((
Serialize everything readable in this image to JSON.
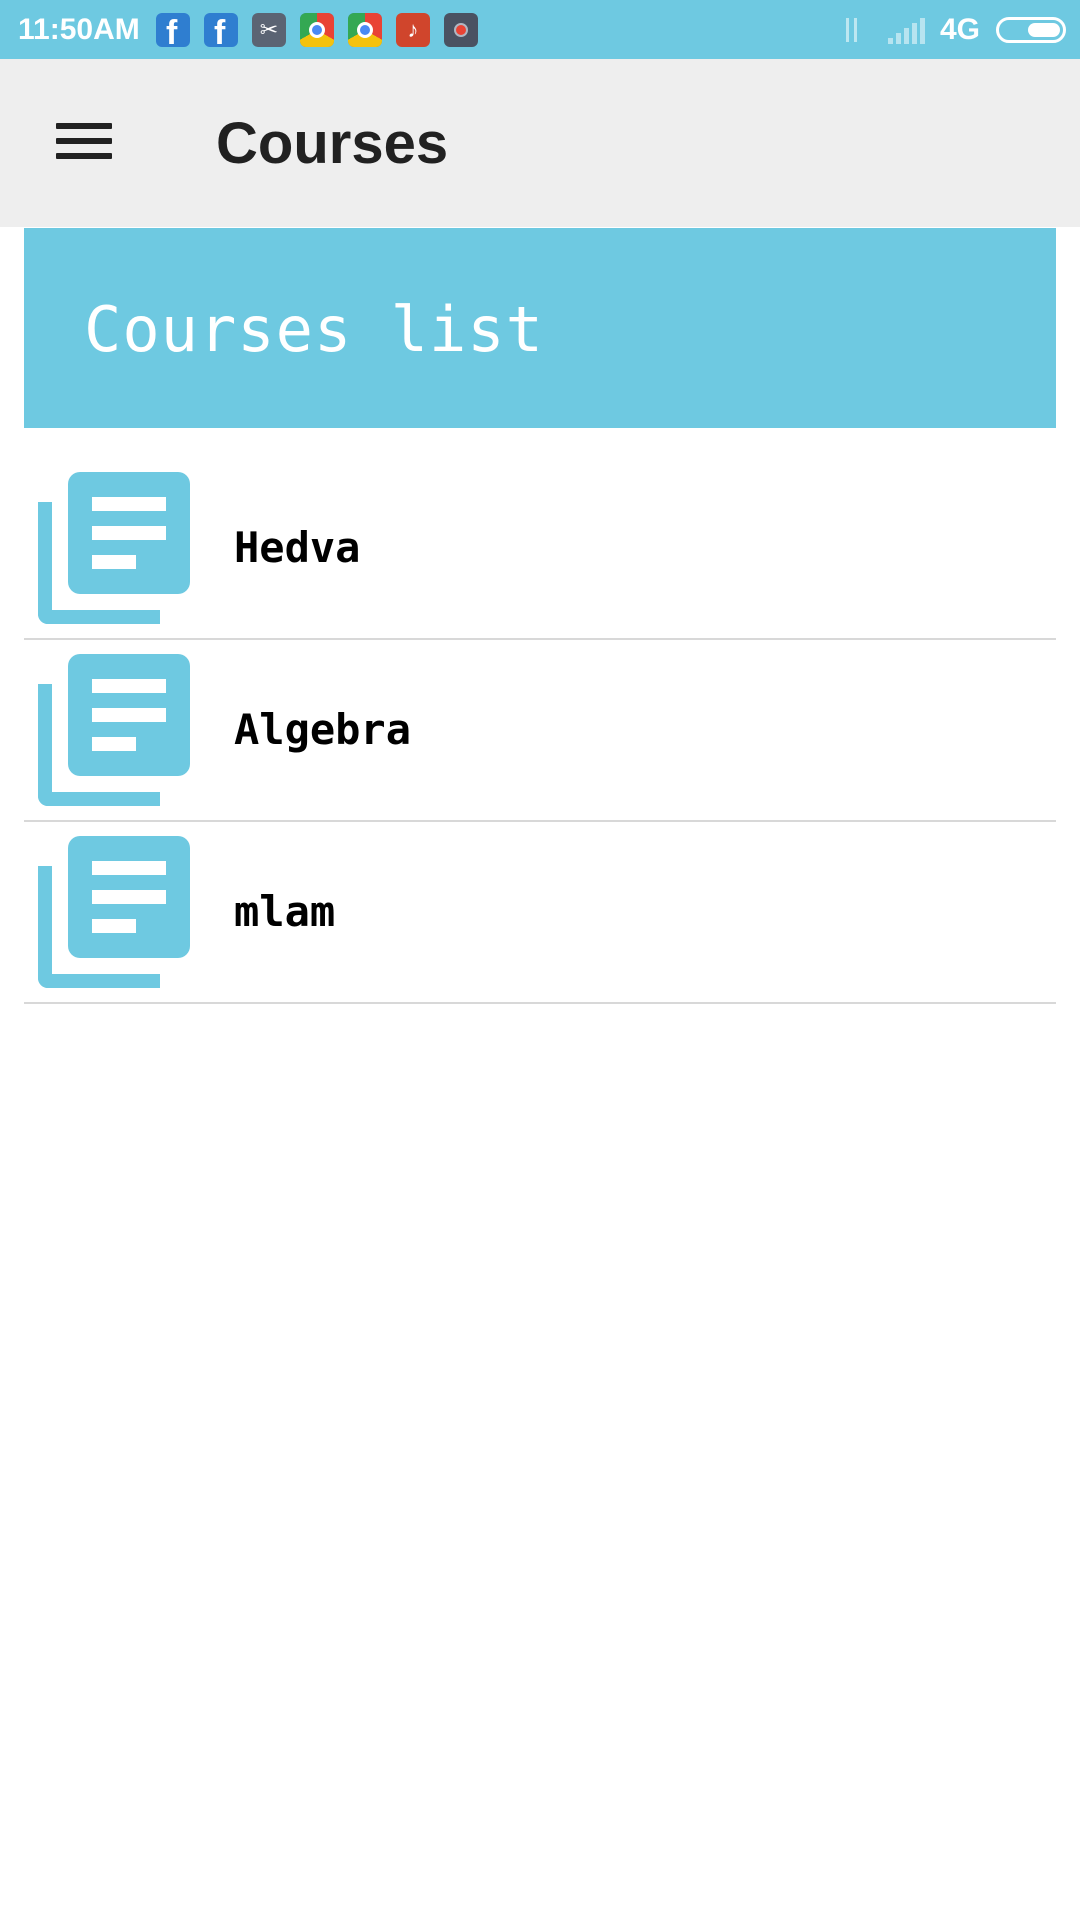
{
  "status_bar": {
    "time": "11:50AM",
    "network_type": "4G",
    "battery_level": 0.55,
    "notification_icons": [
      "facebook-icon",
      "facebook-icon",
      "scissors-icon",
      "chrome-icon",
      "chrome-icon",
      "music-icon",
      "screen-record-icon"
    ],
    "colors": {
      "background": "#6ec9e1"
    }
  },
  "toolbar": {
    "menu_icon": "hamburger-menu-icon",
    "title": "Courses"
  },
  "banner": {
    "title": "Courses list",
    "colors": {
      "background": "#6ec9e1",
      "text": "#ffffff"
    }
  },
  "courses": [
    {
      "name": "Hedva",
      "icon": "course-book-icon"
    },
    {
      "name": "Algebra",
      "icon": "course-book-icon"
    },
    {
      "name": "mlam",
      "icon": "course-book-icon"
    }
  ],
  "colors": {
    "accent": "#6ec9e1",
    "toolbar_bg": "#eeeeee",
    "divider": "#d8d8d8"
  }
}
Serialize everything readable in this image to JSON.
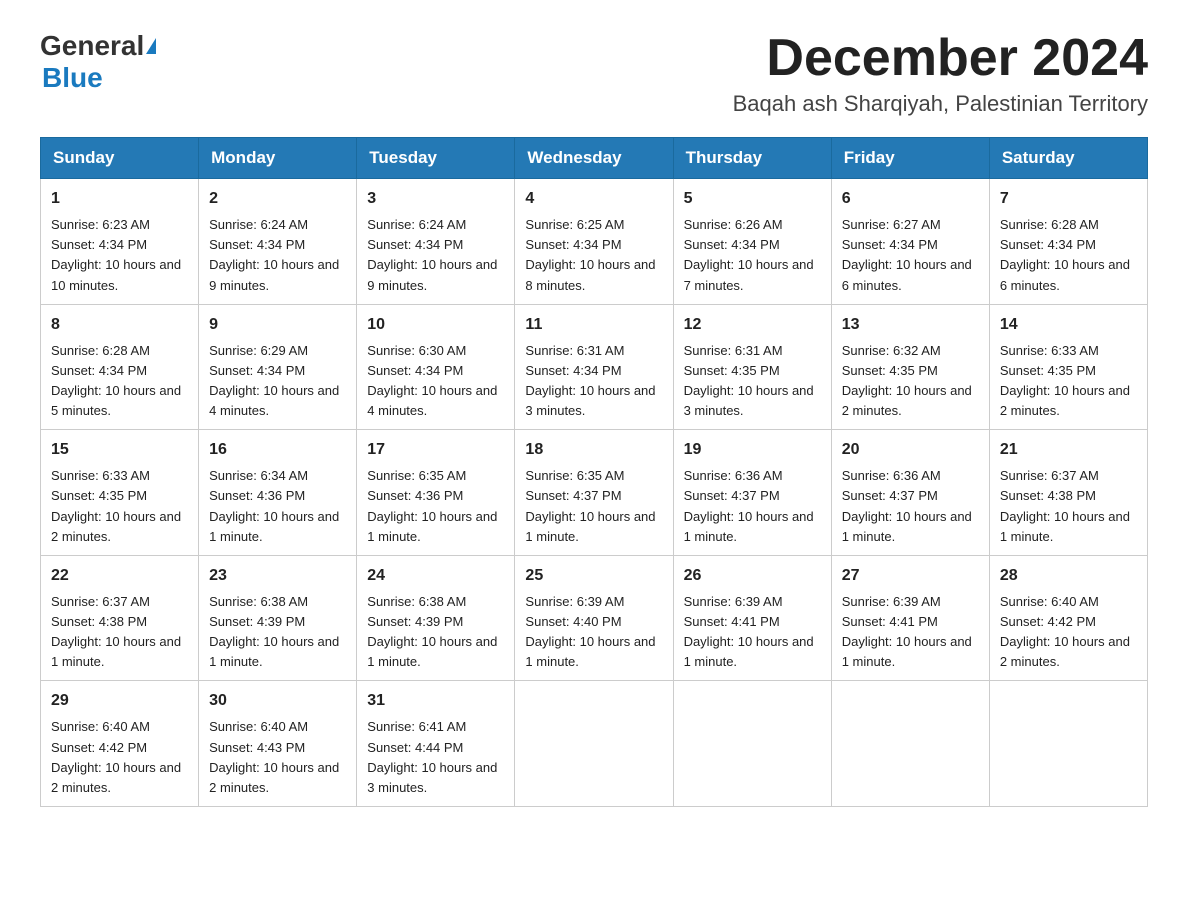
{
  "header": {
    "logo_general": "General",
    "logo_blue": "Blue",
    "month_title": "December 2024",
    "location": "Baqah ash Sharqiyah, Palestinian Territory"
  },
  "weekdays": [
    "Sunday",
    "Monday",
    "Tuesday",
    "Wednesday",
    "Thursday",
    "Friday",
    "Saturday"
  ],
  "weeks": [
    [
      {
        "day": "1",
        "sunrise": "Sunrise: 6:23 AM",
        "sunset": "Sunset: 4:34 PM",
        "daylight": "Daylight: 10 hours and 10 minutes."
      },
      {
        "day": "2",
        "sunrise": "Sunrise: 6:24 AM",
        "sunset": "Sunset: 4:34 PM",
        "daylight": "Daylight: 10 hours and 9 minutes."
      },
      {
        "day": "3",
        "sunrise": "Sunrise: 6:24 AM",
        "sunset": "Sunset: 4:34 PM",
        "daylight": "Daylight: 10 hours and 9 minutes."
      },
      {
        "day": "4",
        "sunrise": "Sunrise: 6:25 AM",
        "sunset": "Sunset: 4:34 PM",
        "daylight": "Daylight: 10 hours and 8 minutes."
      },
      {
        "day": "5",
        "sunrise": "Sunrise: 6:26 AM",
        "sunset": "Sunset: 4:34 PM",
        "daylight": "Daylight: 10 hours and 7 minutes."
      },
      {
        "day": "6",
        "sunrise": "Sunrise: 6:27 AM",
        "sunset": "Sunset: 4:34 PM",
        "daylight": "Daylight: 10 hours and 6 minutes."
      },
      {
        "day": "7",
        "sunrise": "Sunrise: 6:28 AM",
        "sunset": "Sunset: 4:34 PM",
        "daylight": "Daylight: 10 hours and 6 minutes."
      }
    ],
    [
      {
        "day": "8",
        "sunrise": "Sunrise: 6:28 AM",
        "sunset": "Sunset: 4:34 PM",
        "daylight": "Daylight: 10 hours and 5 minutes."
      },
      {
        "day": "9",
        "sunrise": "Sunrise: 6:29 AM",
        "sunset": "Sunset: 4:34 PM",
        "daylight": "Daylight: 10 hours and 4 minutes."
      },
      {
        "day": "10",
        "sunrise": "Sunrise: 6:30 AM",
        "sunset": "Sunset: 4:34 PM",
        "daylight": "Daylight: 10 hours and 4 minutes."
      },
      {
        "day": "11",
        "sunrise": "Sunrise: 6:31 AM",
        "sunset": "Sunset: 4:34 PM",
        "daylight": "Daylight: 10 hours and 3 minutes."
      },
      {
        "day": "12",
        "sunrise": "Sunrise: 6:31 AM",
        "sunset": "Sunset: 4:35 PM",
        "daylight": "Daylight: 10 hours and 3 minutes."
      },
      {
        "day": "13",
        "sunrise": "Sunrise: 6:32 AM",
        "sunset": "Sunset: 4:35 PM",
        "daylight": "Daylight: 10 hours and 2 minutes."
      },
      {
        "day": "14",
        "sunrise": "Sunrise: 6:33 AM",
        "sunset": "Sunset: 4:35 PM",
        "daylight": "Daylight: 10 hours and 2 minutes."
      }
    ],
    [
      {
        "day": "15",
        "sunrise": "Sunrise: 6:33 AM",
        "sunset": "Sunset: 4:35 PM",
        "daylight": "Daylight: 10 hours and 2 minutes."
      },
      {
        "day": "16",
        "sunrise": "Sunrise: 6:34 AM",
        "sunset": "Sunset: 4:36 PM",
        "daylight": "Daylight: 10 hours and 1 minute."
      },
      {
        "day": "17",
        "sunrise": "Sunrise: 6:35 AM",
        "sunset": "Sunset: 4:36 PM",
        "daylight": "Daylight: 10 hours and 1 minute."
      },
      {
        "day": "18",
        "sunrise": "Sunrise: 6:35 AM",
        "sunset": "Sunset: 4:37 PM",
        "daylight": "Daylight: 10 hours and 1 minute."
      },
      {
        "day": "19",
        "sunrise": "Sunrise: 6:36 AM",
        "sunset": "Sunset: 4:37 PM",
        "daylight": "Daylight: 10 hours and 1 minute."
      },
      {
        "day": "20",
        "sunrise": "Sunrise: 6:36 AM",
        "sunset": "Sunset: 4:37 PM",
        "daylight": "Daylight: 10 hours and 1 minute."
      },
      {
        "day": "21",
        "sunrise": "Sunrise: 6:37 AM",
        "sunset": "Sunset: 4:38 PM",
        "daylight": "Daylight: 10 hours and 1 minute."
      }
    ],
    [
      {
        "day": "22",
        "sunrise": "Sunrise: 6:37 AM",
        "sunset": "Sunset: 4:38 PM",
        "daylight": "Daylight: 10 hours and 1 minute."
      },
      {
        "day": "23",
        "sunrise": "Sunrise: 6:38 AM",
        "sunset": "Sunset: 4:39 PM",
        "daylight": "Daylight: 10 hours and 1 minute."
      },
      {
        "day": "24",
        "sunrise": "Sunrise: 6:38 AM",
        "sunset": "Sunset: 4:39 PM",
        "daylight": "Daylight: 10 hours and 1 minute."
      },
      {
        "day": "25",
        "sunrise": "Sunrise: 6:39 AM",
        "sunset": "Sunset: 4:40 PM",
        "daylight": "Daylight: 10 hours and 1 minute."
      },
      {
        "day": "26",
        "sunrise": "Sunrise: 6:39 AM",
        "sunset": "Sunset: 4:41 PM",
        "daylight": "Daylight: 10 hours and 1 minute."
      },
      {
        "day": "27",
        "sunrise": "Sunrise: 6:39 AM",
        "sunset": "Sunset: 4:41 PM",
        "daylight": "Daylight: 10 hours and 1 minute."
      },
      {
        "day": "28",
        "sunrise": "Sunrise: 6:40 AM",
        "sunset": "Sunset: 4:42 PM",
        "daylight": "Daylight: 10 hours and 2 minutes."
      }
    ],
    [
      {
        "day": "29",
        "sunrise": "Sunrise: 6:40 AM",
        "sunset": "Sunset: 4:42 PM",
        "daylight": "Daylight: 10 hours and 2 minutes."
      },
      {
        "day": "30",
        "sunrise": "Sunrise: 6:40 AM",
        "sunset": "Sunset: 4:43 PM",
        "daylight": "Daylight: 10 hours and 2 minutes."
      },
      {
        "day": "31",
        "sunrise": "Sunrise: 6:41 AM",
        "sunset": "Sunset: 4:44 PM",
        "daylight": "Daylight: 10 hours and 3 minutes."
      },
      null,
      null,
      null,
      null
    ]
  ]
}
))
• _Exercise_
Print out the material word for word, omitting the pictures.

• _Exercise solution_
Serialize everything readable in this image to JSON.
{
  "status_bar": {
    "time": "11:50AM",
    "network_type": "4G",
    "battery_level": 0.55,
    "notification_icons": [
      "facebook-icon",
      "facebook-icon",
      "scissors-icon",
      "chrome-icon",
      "chrome-icon",
      "music-icon",
      "screen-record-icon"
    ],
    "colors": {
      "background": "#6ec9e1"
    }
  },
  "toolbar": {
    "menu_icon": "hamburger-menu-icon",
    "title": "Courses"
  },
  "banner": {
    "title": "Courses list",
    "colors": {
      "background": "#6ec9e1",
      "text": "#ffffff"
    }
  },
  "courses": [
    {
      "name": "Hedva",
      "icon": "course-book-icon"
    },
    {
      "name": "Algebra",
      "icon": "course-book-icon"
    },
    {
      "name": "mlam",
      "icon": "course-book-icon"
    }
  ],
  "colors": {
    "accent": "#6ec9e1",
    "toolbar_bg": "#eeeeee",
    "divider": "#d8d8d8"
  }
}
Serialize everything readable in this image to JSON.
{
  "header": {
    "logo_general": "General",
    "logo_blue": "Blue",
    "month_title": "December 2024",
    "location": "Baqah ash Sharqiyah, Palestinian Territory"
  },
  "weekdays": [
    "Sunday",
    "Monday",
    "Tuesday",
    "Wednesday",
    "Thursday",
    "Friday",
    "Saturday"
  ],
  "weeks": [
    [
      {
        "day": "1",
        "sunrise": "Sunrise: 6:23 AM",
        "sunset": "Sunset: 4:34 PM",
        "daylight": "Daylight: 10 hours and 10 minutes."
      },
      {
        "day": "2",
        "sunrise": "Sunrise: 6:24 AM",
        "sunset": "Sunset: 4:34 PM",
        "daylight": "Daylight: 10 hours and 9 minutes."
      },
      {
        "day": "3",
        "sunrise": "Sunrise: 6:24 AM",
        "sunset": "Sunset: 4:34 PM",
        "daylight": "Daylight: 10 hours and 9 minutes."
      },
      {
        "day": "4",
        "sunrise": "Sunrise: 6:25 AM",
        "sunset": "Sunset: 4:34 PM",
        "daylight": "Daylight: 10 hours and 8 minutes."
      },
      {
        "day": "5",
        "sunrise": "Sunrise: 6:26 AM",
        "sunset": "Sunset: 4:34 PM",
        "daylight": "Daylight: 10 hours and 7 minutes."
      },
      {
        "day": "6",
        "sunrise": "Sunrise: 6:27 AM",
        "sunset": "Sunset: 4:34 PM",
        "daylight": "Daylight: 10 hours and 6 minutes."
      },
      {
        "day": "7",
        "sunrise": "Sunrise: 6:28 AM",
        "sunset": "Sunset: 4:34 PM",
        "daylight": "Daylight: 10 hours and 6 minutes."
      }
    ],
    [
      {
        "day": "8",
        "sunrise": "Sunrise: 6:28 AM",
        "sunset": "Sunset: 4:34 PM",
        "daylight": "Daylight: 10 hours and 5 minutes."
      },
      {
        "day": "9",
        "sunrise": "Sunrise: 6:29 AM",
        "sunset": "Sunset: 4:34 PM",
        "daylight": "Daylight: 10 hours and 4 minutes."
      },
      {
        "day": "10",
        "sunrise": "Sunrise: 6:30 AM",
        "sunset": "Sunset: 4:34 PM",
        "daylight": "Daylight: 10 hours and 4 minutes."
      },
      {
        "day": "11",
        "sunrise": "Sunrise: 6:31 AM",
        "sunset": "Sunset: 4:34 PM",
        "daylight": "Daylight: 10 hours and 3 minutes."
      },
      {
        "day": "12",
        "sunrise": "Sunrise: 6:31 AM",
        "sunset": "Sunset: 4:35 PM",
        "daylight": "Daylight: 10 hours and 3 minutes."
      },
      {
        "day": "13",
        "sunrise": "Sunrise: 6:32 AM",
        "sunset": "Sunset: 4:35 PM",
        "daylight": "Daylight: 10 hours and 2 minutes."
      },
      {
        "day": "14",
        "sunrise": "Sunrise: 6:33 AM",
        "sunset": "Sunset: 4:35 PM",
        "daylight": "Daylight: 10 hours and 2 minutes."
      }
    ],
    [
      {
        "day": "15",
        "sunrise": "Sunrise: 6:33 AM",
        "sunset": "Sunset: 4:35 PM",
        "daylight": "Daylight: 10 hours and 2 minutes."
      },
      {
        "day": "16",
        "sunrise": "Sunrise: 6:34 AM",
        "sunset": "Sunset: 4:36 PM",
        "daylight": "Daylight: 10 hours and 1 minute."
      },
      {
        "day": "17",
        "sunrise": "Sunrise: 6:35 AM",
        "sunset": "Sunset: 4:36 PM",
        "daylight": "Daylight: 10 hours and 1 minute."
      },
      {
        "day": "18",
        "sunrise": "Sunrise: 6:35 AM",
        "sunset": "Sunset: 4:37 PM",
        "daylight": "Daylight: 10 hours and 1 minute."
      },
      {
        "day": "19",
        "sunrise": "Sunrise: 6:36 AM",
        "sunset": "Sunset: 4:37 PM",
        "daylight": "Daylight: 10 hours and 1 minute."
      },
      {
        "day": "20",
        "sunrise": "Sunrise: 6:36 AM",
        "sunset": "Sunset: 4:37 PM",
        "daylight": "Daylight: 10 hours and 1 minute."
      },
      {
        "day": "21",
        "sunrise": "Sunrise: 6:37 AM",
        "sunset": "Sunset: 4:38 PM",
        "daylight": "Daylight: 10 hours and 1 minute."
      }
    ],
    [
      {
        "day": "22",
        "sunrise": "Sunrise: 6:37 AM",
        "sunset": "Sunset: 4:38 PM",
        "daylight": "Daylight: 10 hours and 1 minute."
      },
      {
        "day": "23",
        "sunrise": "Sunrise: 6:38 AM",
        "sunset": "Sunset: 4:39 PM",
        "daylight": "Daylight: 10 hours and 1 minute."
      },
      {
        "day": "24",
        "sunrise": "Sunrise: 6:38 AM",
        "sunset": "Sunset: 4:39 PM",
        "daylight": "Daylight: 10 hours and 1 minute."
      },
      {
        "day": "25",
        "sunrise": "Sunrise: 6:39 AM",
        "sunset": "Sunset: 4:40 PM",
        "daylight": "Daylight: 10 hours and 1 minute."
      },
      {
        "day": "26",
        "sunrise": "Sunrise: 6:39 AM",
        "sunset": "Sunset: 4:41 PM",
        "daylight": "Daylight: 10 hours and 1 minute."
      },
      {
        "day": "27",
        "sunrise": "Sunrise: 6:39 AM",
        "sunset": "Sunset: 4:41 PM",
        "daylight": "Daylight: 10 hours and 1 minute."
      },
      {
        "day": "28",
        "sunrise": "Sunrise: 6:40 AM",
        "sunset": "Sunset: 4:42 PM",
        "daylight": "Daylight: 10 hours and 2 minutes."
      }
    ],
    [
      {
        "day": "29",
        "sunrise": "Sunrise: 6:40 AM",
        "sunset": "Sunset: 4:42 PM",
        "daylight": "Daylight: 10 hours and 2 minutes."
      },
      {
        "day": "30",
        "sunrise": "Sunrise: 6:40 AM",
        "sunset": "Sunset: 4:43 PM",
        "daylight": "Daylight: 10 hours and 2 minutes."
      },
      {
        "day": "31",
        "sunrise": "Sunrise: 6:41 AM",
        "sunset": "Sunset: 4:44 PM",
        "daylight": "Daylight: 10 hours and 3 minutes."
      },
      null,
      null,
      null,
      null
    ]
  ]
}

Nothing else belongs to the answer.